[Extracted records]
*-*-*

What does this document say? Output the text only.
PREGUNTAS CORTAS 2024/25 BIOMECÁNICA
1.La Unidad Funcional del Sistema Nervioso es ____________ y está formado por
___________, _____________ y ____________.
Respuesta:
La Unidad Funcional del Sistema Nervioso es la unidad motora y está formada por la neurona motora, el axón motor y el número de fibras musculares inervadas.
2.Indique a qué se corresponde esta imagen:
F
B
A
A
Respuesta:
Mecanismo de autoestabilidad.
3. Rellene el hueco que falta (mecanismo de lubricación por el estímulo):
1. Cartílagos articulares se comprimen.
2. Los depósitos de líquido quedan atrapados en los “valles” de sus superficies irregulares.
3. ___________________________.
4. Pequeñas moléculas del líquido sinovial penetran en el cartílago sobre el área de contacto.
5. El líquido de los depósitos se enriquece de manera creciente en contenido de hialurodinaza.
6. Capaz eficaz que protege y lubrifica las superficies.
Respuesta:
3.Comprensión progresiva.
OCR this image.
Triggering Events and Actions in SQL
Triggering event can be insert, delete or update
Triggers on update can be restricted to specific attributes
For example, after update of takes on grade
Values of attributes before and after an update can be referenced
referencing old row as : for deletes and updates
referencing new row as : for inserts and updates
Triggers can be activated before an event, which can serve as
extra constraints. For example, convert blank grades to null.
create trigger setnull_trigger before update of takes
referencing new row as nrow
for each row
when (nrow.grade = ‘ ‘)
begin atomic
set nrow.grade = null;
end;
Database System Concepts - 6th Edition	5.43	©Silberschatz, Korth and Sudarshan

*-*-*

▶ Exercise: Repeat all the records. Match each line exactly.

▶ Correct response:
What does this document say? Output the text only.
PREGUNTAS CORTAS 2024/25 BIOMECÁNICA
1.La Unidad Funcional del Sistema Nervioso es ____________ y está formado por
___________, _____________ y ____________.
Respuesta:
La Unidad Funcional del Sistema Nervioso es la unidad motora y está formada por la neurona motora, el axón motor y el número de fibras musculares inervadas.
2.Indique a qué se corresponde esta imagen:
F
B
A
A
Respuesta:
Mecanismo de autoestabilidad.
3. Rellene el hueco que falta (mecanismo de lubricación por el estímulo):
1. Cartílagos articulares se comprimen.
2. Los depósitos de líquido quedan atrapados en los “valles” de sus superficies irregulares.
3. ___________________________.
4. Pequeñas moléculas del líquido sinovial penetran en el cartílago sobre el área de contacto.
5. El líquido de los depósitos se enriquece de manera creciente en contenido de hialurodinaza.
6. Capaz eficaz que protege y lubrifica las superficies.
Respuesta:
3.Comprensión progresiva.
OCR this image.
Triggering Events and Actions in SQL
Triggering event can be insert, delete or update
Triggers on update can be restricted to specific attributes
For example, after update of takes on grade
Values of attributes before and after an update can be referenced
referencing old row as : for deletes and updates
referencing new row as : for inserts and updates
Triggers can be activated before an event, which can serve as
extra constraints. For example, convert blank grades to null.
create trigger setnull_trigger before update of takes
referencing new row as nrow
for each row
when (nrow.grade = ‘ ‘)
begin atomic
set nrow.grade = null;
end;
Database System Concepts - 6th Edition	5.43	©Silberschatz, Korth and Sudarshan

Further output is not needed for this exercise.